*Request*:
Without the images, write out the whole listing exactly.

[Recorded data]
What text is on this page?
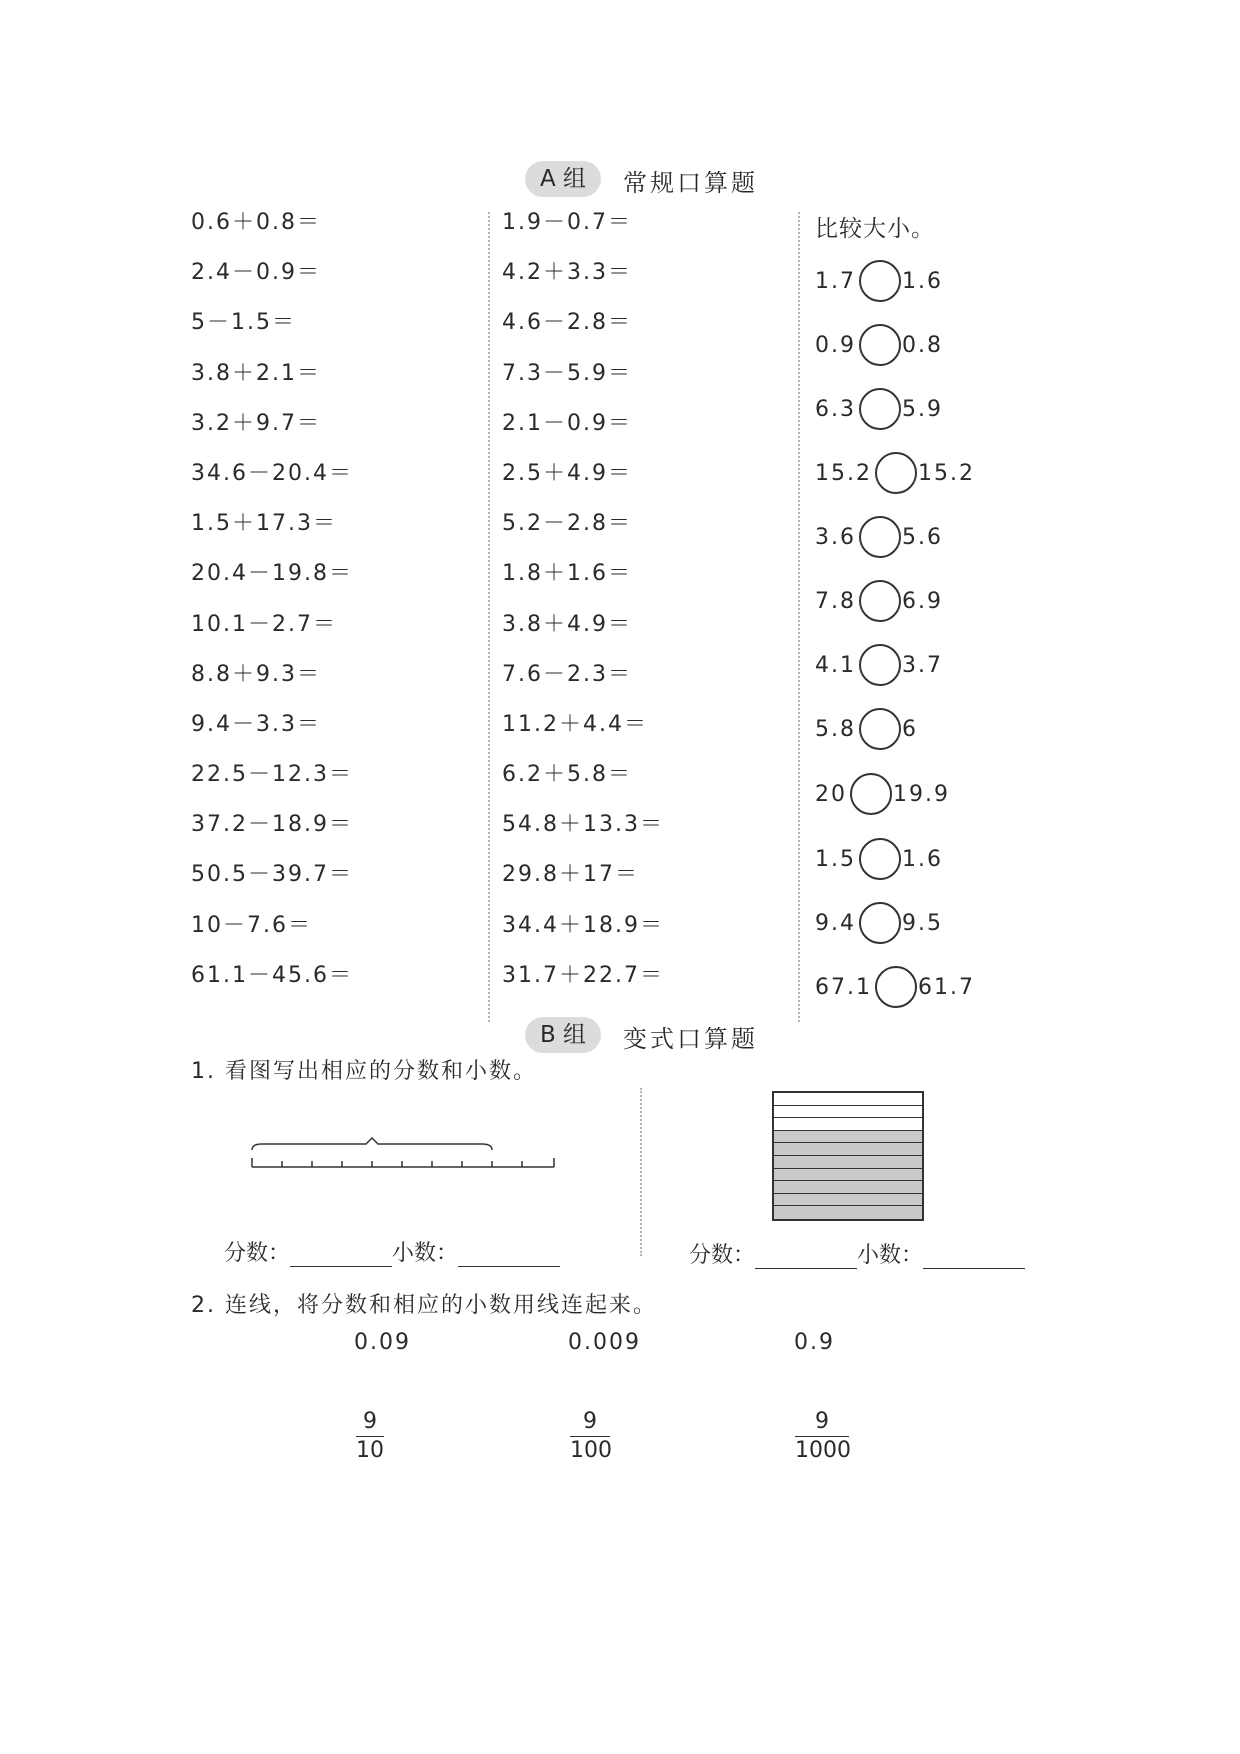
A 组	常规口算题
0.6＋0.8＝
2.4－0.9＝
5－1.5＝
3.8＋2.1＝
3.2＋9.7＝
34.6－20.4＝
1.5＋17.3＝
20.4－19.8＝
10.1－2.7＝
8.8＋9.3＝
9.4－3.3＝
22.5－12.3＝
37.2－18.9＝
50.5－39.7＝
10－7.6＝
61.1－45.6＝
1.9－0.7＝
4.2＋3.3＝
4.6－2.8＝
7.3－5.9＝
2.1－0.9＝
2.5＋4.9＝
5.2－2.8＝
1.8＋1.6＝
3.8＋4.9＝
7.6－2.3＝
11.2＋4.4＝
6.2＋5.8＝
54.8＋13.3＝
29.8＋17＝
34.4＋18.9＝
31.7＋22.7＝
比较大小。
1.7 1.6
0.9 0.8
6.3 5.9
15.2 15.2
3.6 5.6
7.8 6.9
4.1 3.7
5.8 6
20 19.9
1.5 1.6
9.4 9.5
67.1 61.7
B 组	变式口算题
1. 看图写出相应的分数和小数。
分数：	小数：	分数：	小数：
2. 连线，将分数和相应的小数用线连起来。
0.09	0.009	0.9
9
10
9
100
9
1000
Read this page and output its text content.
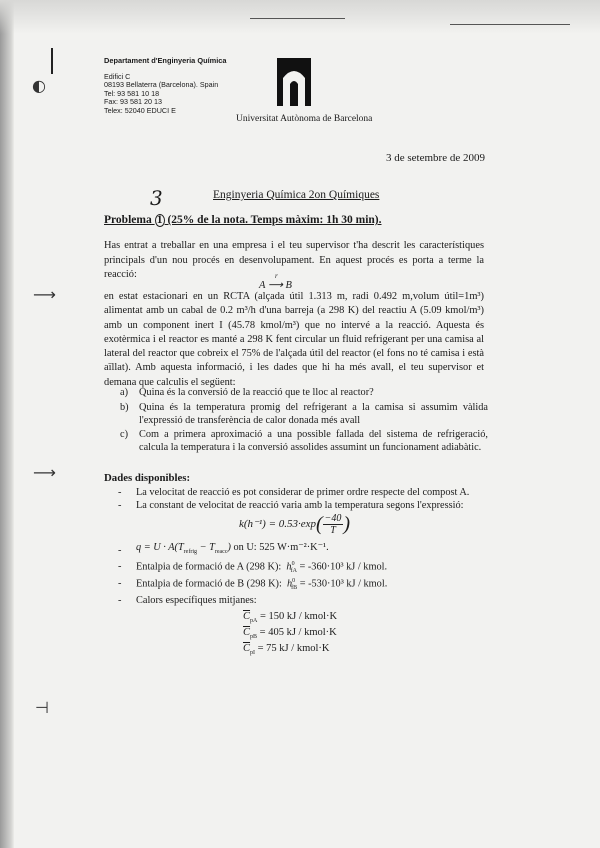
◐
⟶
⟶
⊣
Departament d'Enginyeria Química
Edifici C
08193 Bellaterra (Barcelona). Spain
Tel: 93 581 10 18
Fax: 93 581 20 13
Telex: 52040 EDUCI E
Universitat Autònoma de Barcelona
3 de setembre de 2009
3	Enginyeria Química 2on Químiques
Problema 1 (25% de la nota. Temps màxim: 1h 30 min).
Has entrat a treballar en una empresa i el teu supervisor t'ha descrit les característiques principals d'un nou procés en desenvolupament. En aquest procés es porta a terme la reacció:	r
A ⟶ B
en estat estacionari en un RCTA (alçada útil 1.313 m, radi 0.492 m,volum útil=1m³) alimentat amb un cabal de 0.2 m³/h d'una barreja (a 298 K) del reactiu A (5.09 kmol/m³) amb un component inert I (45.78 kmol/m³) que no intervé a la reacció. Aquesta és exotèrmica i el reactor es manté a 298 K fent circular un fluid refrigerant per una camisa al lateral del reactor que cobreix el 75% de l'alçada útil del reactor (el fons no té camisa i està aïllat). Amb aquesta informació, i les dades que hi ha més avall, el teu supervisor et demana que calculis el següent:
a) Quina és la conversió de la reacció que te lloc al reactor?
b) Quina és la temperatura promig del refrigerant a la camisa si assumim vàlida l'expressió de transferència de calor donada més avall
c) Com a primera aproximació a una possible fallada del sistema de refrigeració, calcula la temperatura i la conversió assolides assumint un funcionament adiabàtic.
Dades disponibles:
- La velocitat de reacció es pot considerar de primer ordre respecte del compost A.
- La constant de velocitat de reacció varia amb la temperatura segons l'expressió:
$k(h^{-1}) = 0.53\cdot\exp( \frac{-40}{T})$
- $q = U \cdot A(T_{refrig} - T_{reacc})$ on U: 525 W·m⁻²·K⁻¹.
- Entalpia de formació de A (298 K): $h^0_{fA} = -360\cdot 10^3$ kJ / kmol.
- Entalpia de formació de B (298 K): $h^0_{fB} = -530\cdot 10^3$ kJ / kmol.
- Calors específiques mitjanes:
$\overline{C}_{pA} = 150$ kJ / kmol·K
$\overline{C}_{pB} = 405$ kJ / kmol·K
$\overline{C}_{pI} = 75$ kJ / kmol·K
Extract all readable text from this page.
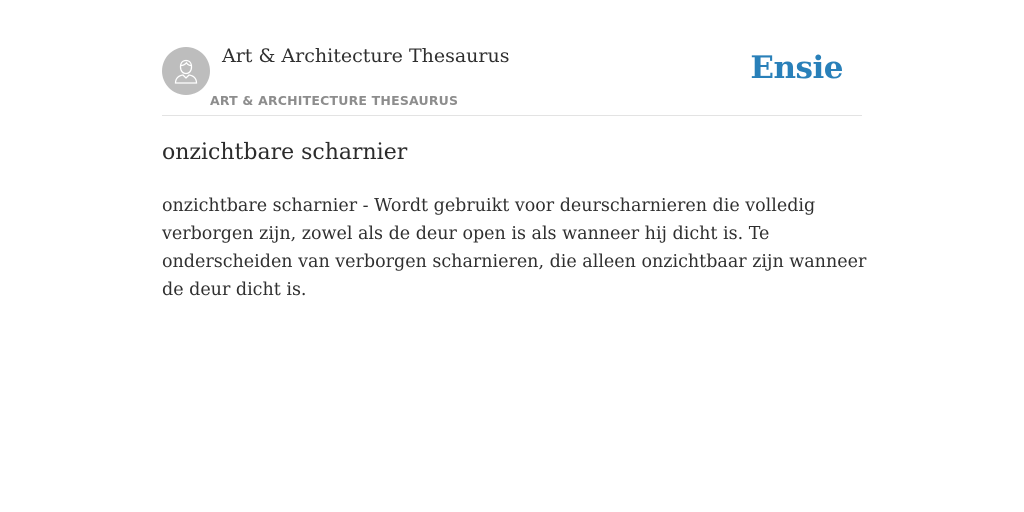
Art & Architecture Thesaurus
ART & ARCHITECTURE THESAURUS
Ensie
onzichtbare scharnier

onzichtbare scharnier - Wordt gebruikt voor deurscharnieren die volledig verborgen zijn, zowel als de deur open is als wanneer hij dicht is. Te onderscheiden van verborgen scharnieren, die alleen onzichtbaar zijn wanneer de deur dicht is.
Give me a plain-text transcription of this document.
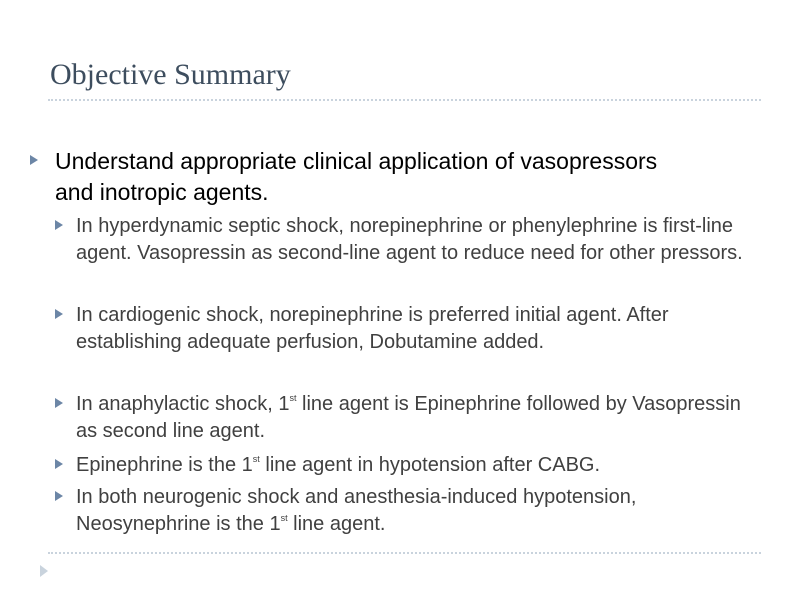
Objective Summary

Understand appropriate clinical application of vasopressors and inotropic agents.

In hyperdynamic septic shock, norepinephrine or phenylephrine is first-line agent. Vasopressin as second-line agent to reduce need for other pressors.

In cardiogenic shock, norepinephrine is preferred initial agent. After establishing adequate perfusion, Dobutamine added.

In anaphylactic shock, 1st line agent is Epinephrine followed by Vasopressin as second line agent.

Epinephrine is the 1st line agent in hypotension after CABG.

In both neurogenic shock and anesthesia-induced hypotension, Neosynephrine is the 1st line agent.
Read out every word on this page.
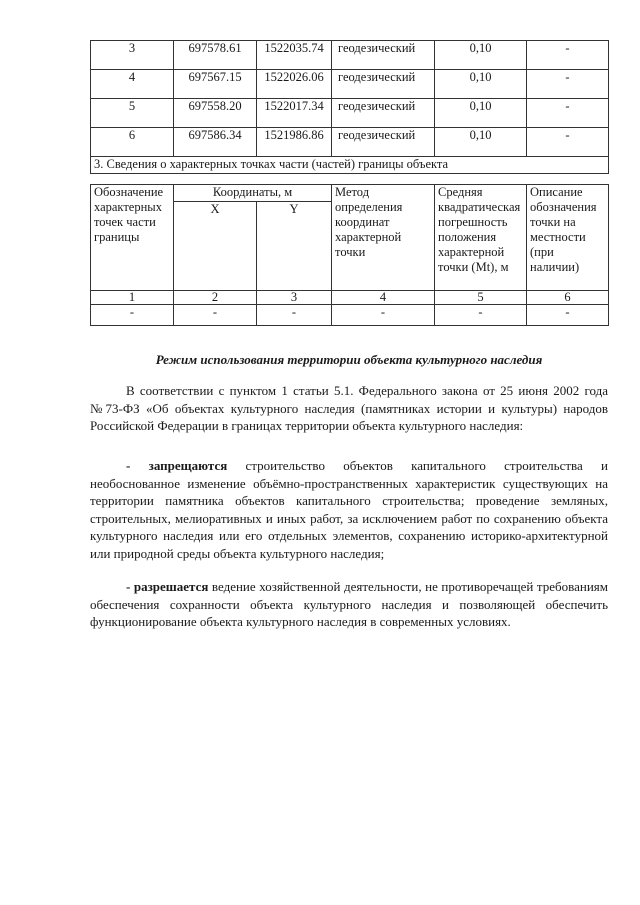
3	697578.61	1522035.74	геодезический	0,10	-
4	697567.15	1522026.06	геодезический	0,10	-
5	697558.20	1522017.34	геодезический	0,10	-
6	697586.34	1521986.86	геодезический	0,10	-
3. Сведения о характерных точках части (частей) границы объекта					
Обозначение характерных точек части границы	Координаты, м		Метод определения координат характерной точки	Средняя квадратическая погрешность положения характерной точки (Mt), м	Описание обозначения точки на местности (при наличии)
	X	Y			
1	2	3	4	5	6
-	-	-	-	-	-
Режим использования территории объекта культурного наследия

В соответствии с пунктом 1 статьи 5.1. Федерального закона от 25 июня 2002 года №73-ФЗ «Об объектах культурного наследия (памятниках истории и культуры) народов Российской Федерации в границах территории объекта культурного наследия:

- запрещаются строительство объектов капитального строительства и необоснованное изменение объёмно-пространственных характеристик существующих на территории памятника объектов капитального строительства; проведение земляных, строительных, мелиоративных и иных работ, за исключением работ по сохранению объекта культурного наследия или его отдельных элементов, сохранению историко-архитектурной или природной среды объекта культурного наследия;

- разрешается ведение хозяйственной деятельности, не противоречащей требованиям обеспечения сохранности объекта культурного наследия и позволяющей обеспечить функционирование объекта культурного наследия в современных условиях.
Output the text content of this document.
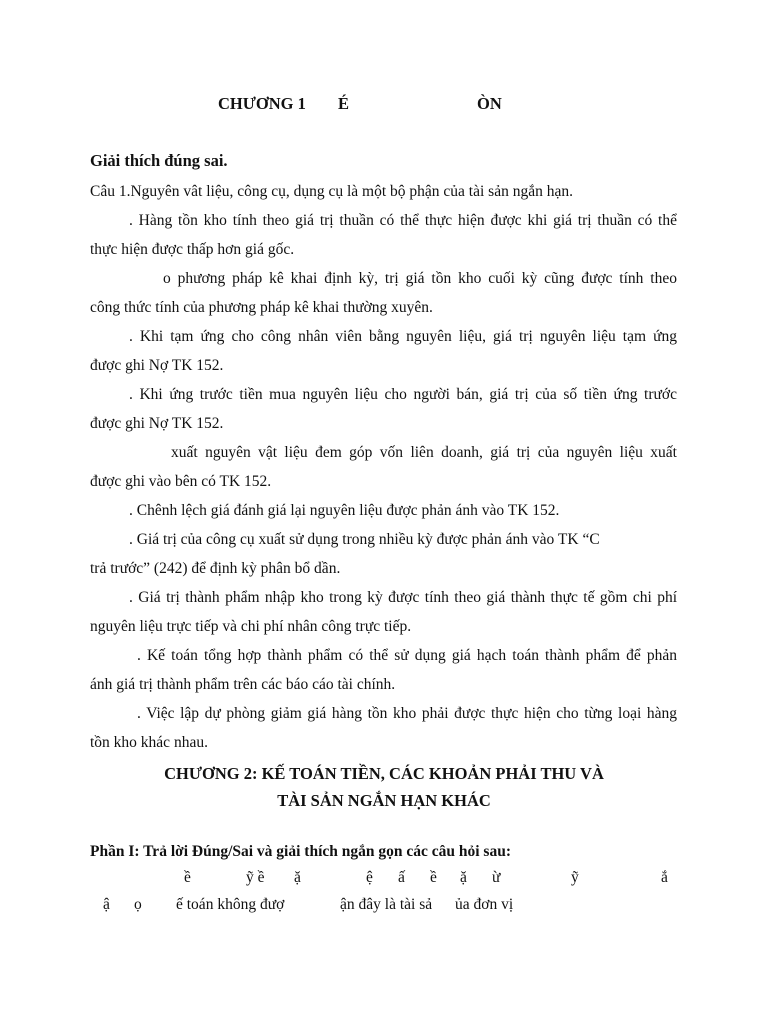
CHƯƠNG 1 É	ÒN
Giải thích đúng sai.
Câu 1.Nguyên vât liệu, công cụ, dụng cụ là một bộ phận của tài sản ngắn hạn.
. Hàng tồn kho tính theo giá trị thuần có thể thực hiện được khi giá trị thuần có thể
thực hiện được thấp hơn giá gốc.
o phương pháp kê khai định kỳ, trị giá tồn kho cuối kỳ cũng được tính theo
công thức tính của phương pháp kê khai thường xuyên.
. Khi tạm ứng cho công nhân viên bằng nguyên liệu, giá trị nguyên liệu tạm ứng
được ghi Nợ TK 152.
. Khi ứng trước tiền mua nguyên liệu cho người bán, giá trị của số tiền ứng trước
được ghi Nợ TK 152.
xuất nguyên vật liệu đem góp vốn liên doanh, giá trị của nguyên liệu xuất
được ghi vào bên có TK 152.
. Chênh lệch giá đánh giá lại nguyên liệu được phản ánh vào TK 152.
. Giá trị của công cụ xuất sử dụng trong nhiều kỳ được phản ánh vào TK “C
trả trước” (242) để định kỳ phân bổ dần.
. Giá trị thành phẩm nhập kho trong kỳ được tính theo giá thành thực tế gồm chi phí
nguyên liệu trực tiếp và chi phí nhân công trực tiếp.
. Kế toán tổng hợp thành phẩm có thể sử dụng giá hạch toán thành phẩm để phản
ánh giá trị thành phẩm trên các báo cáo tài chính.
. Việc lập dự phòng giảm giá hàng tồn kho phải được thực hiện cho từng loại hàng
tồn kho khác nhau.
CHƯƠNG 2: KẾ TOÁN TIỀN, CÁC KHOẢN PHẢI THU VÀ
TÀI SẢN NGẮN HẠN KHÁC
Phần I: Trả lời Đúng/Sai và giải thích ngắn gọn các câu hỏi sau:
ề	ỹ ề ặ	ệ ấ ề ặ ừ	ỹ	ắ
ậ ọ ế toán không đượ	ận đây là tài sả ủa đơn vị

*Answer to the task*:
What text is on this page?
A 组	常规口算题
0.6＋0.8＝
2.4－0.9＝
5－1.5＝
3.8＋2.1＝
3.2＋9.7＝
34.6－20.4＝
1.5＋17.3＝
20.4－19.8＝
10.1－2.7＝
8.8＋9.3＝
9.4－3.3＝
22.5－12.3＝
37.2－18.9＝
50.5－39.7＝
10－7.6＝
61.1－45.6＝
1.9－0.7＝
4.2＋3.3＝
4.6－2.8＝
7.3－5.9＝
2.1－0.9＝
2.5＋4.9＝
5.2－2.8＝
1.8＋1.6＝
3.8＋4.9＝
7.6－2.3＝
11.2＋4.4＝
6.2＋5.8＝
54.8＋13.3＝
29.8＋17＝
34.4＋18.9＝
31.7＋22.7＝
比较大小。
1.7 1.6
0.9 0.8
6.3 5.9
15.2 15.2
3.6 5.6
7.8 6.9
4.1 3.7
5.8 6
20 19.9
1.5 1.6
9.4 9.5
67.1 61.7
B 组	变式口算题
1. 看图写出相应的分数和小数。
分数：	小数：	分数：	小数：
2. 连线，将分数和相应的小数用线连起来。
0.09	0.009	0.9
9
10
9
100
9
1000
Read this page and output its text content.
◐
⟶
⟶
⊣
Departament d'Enginyeria Química
Edifici C
08193 Bellaterra (Barcelona). Spain
Tel: 93 581 10 18
Fax: 93 581 20 13
Telex: 52040 EDUCI E
Universitat Autònoma de Barcelona
3 de setembre de 2009
3	Enginyeria Química 2on Químiques
Problema 1 (25% de la nota. Temps màxim: 1h 30 min).
Has entrat a treballar en una empresa i el teu supervisor t'ha descrit les característiques principals d'un nou procés en desenvolupament. En aquest procés es porta a terme la reacció:	r
A ⟶ B
en estat estacionari en un RCTA (alçada útil 1.313 m, radi 0.492 m,volum útil=1m³) alimentat amb un cabal de 0.2 m³/h d'una barreja (a 298 K) del reactiu A (5.09 kmol/m³) amb un component inert I (45.78 kmol/m³) que no intervé a la reacció. Aquesta és exotèrmica i el reactor es manté a 298 K fent circular un fluid refrigerant per una camisa al lateral del reactor que cobreix el 75% de l'alçada útil del reactor (el fons no té camisa i està aïllat). Amb aquesta informació, i les dades que hi ha més avall, el teu supervisor et demana que calculis el següent:
a) Quina és la conversió de la reacció que te lloc al reactor?
b) Quina és la temperatura promig del refrigerant a la camisa si assumim vàlida l'expressió de transferència de calor donada més avall
c) Com a primera aproximació a una possible fallada del sistema de refrigeració, calcula la temperatura i la conversió assolides assumint un funcionament adiabàtic.
Dades disponibles:
- La velocitat de reacció es pot considerar de primer ordre respecte del compost A.
- La constant de velocitat de reacció varia amb la temperatura segons l'expressió:
$k(h^{-1}) = 0.53\cdot\exp( \frac{-40}{T})$
- $q = U \cdot A(T_{refrig} - T_{reacc})$ on U: 525 W·m⁻²·K⁻¹.
- Entalpia de formació de A (298 K): $h^0_{fA} = -360\cdot 10^3$ kJ / kmol.
- Entalpia de formació de B (298 K): $h^0_{fB} = -530\cdot 10^3$ kJ / kmol.
- Calors específiques mitjanes:
$\overline{C}_{pA} = 150$ kJ / kmol·K
$\overline{C}_{pB} = 405$ kJ / kmol·K
$\overline{C}_{pI} = 75$ kJ / kmol·K
Extract all readable text from this page.
Art & Architecture Thesaurus
ART & ARCHITECTURE THESAURUS
Ensie
onzichtbare scharnier

onzichtbare scharnier - Wordt gebruikt voor deurscharnieren die volledig verborgen zijn, zowel als de deur open is als wanneer hij dicht is. Te onderscheiden van verborgen scharnieren, die alleen onzichtbaar zijn wanneer de deur dicht is.
Give me a plain-text transcription of this document.
Objective Summary

Understand appropriate clinical application of vasopressors and inotropic agents.

In hyperdynamic septic shock, norepinephrine or phenylephrine is first-line agent. Vasopressin as second-line agent to reduce need for other pressors.

In cardiogenic shock, norepinephrine is preferred initial agent. After establishing adequate perfusion, Dobutamine added.

In anaphylactic shock, 1st line agent is Epinephrine followed by Vasopressin as second line agent.

Epinephrine is the 1st line agent in hypotension after CABG.

In both neurogenic shock and anesthesia-induced hypotension, Neosynephrine is the 1st line agent.
Read out every word on this page.
3	697578.61	1522035.74	геодезический	0,10	-
4	697567.15	1522026.06	геодезический	0,10	-
5	697558.20	1522017.34	геодезический	0,10	-
6	697586.34	1521986.86	геодезический	0,10	-
3. Сведения о характерных точках части (частей) границы объекта					
Обозначение характерных точек части границы	Координаты, м		Метод определения координат характерной точки	Средняя квадратическая погрешность положения характерной точки (Mt), м	Описание обозначения точки на местности (при наличии)
	X	Y			
1	2	3	4	5	6
-	-	-	-	-	-
Режим использования территории объекта культурного наследия

В соответствии с пунктом 1 статьи 5.1. Федерального закона от 25 июня 2002 года №73-ФЗ «Об объектах культурного наследия (памятниках истории и культуры) народов Российской Федерации в границах территории объекта культурного наследия:

- запрещаются строительство объектов капитального строительства и необоснованное изменение объёмно-пространственных характеристик существующих на территории памятника объектов капитального строительства; проведение земляных, строительных, мелиоративных и иных работ, за исключением работ по сохранению объекта культурного наследия или его отдельных элементов, сохранению историко-архитектурной или природной среды объекта культурного наследия;

- разрешается ведение хозяйственной деятельности, не противоречащей требованиям обеспечения сохранности объекта культурного наследия и позволяющей обеспечить функционирование объекта культурного наследия в современных условиях.
Output the text content of this document.
CHƯƠNG 1 É	ÒN
Giải thích đúng sai.
Câu 1.Nguyên vât liệu, công cụ, dụng cụ là một bộ phận của tài sản ngắn hạn.
. Hàng tồn kho tính theo giá trị thuần có thể thực hiện được khi giá trị thuần có thể
thực hiện được thấp hơn giá gốc.
o phương pháp kê khai định kỳ, trị giá tồn kho cuối kỳ cũng được tính theo
công thức tính của phương pháp kê khai thường xuyên.
. Khi tạm ứng cho công nhân viên bằng nguyên liệu, giá trị nguyên liệu tạm ứng
được ghi Nợ TK 152.
. Khi ứng trước tiền mua nguyên liệu cho người bán, giá trị của số tiền ứng trước
được ghi Nợ TK 152.
xuất nguyên vật liệu đem góp vốn liên doanh, giá trị của nguyên liệu xuất
được ghi vào bên có TK 152.
. Chênh lệch giá đánh giá lại nguyên liệu được phản ánh vào TK 152.
. Giá trị của công cụ xuất sử dụng trong nhiều kỳ được phản ánh vào TK “C
trả trước” (242) để định kỳ phân bổ dần.
. Giá trị thành phẩm nhập kho trong kỳ được tính theo giá thành thực tế gồm chi phí
nguyên liệu trực tiếp và chi phí nhân công trực tiếp.
. Kế toán tổng hợp thành phẩm có thể sử dụng giá hạch toán thành phẩm để phản
ánh giá trị thành phẩm trên các báo cáo tài chính.
. Việc lập dự phòng giảm giá hàng tồn kho phải được thực hiện cho từng loại hàng
tồn kho khác nhau.
CHƯƠNG 2: KẾ TOÁN TIỀN, CÁC KHOẢN PHẢI THU VÀ
TÀI SẢN NGẮN HẠN KHÁC
Phần I: Trả lời Đúng/Sai và giải thích ngắn gọn các câu hỏi sau:
ề	ỹ ề ặ	ệ ấ ề ặ ừ	ỹ	ắ
ậ ọ ế toán không đượ	ận đây là tài sả ủa đơn vị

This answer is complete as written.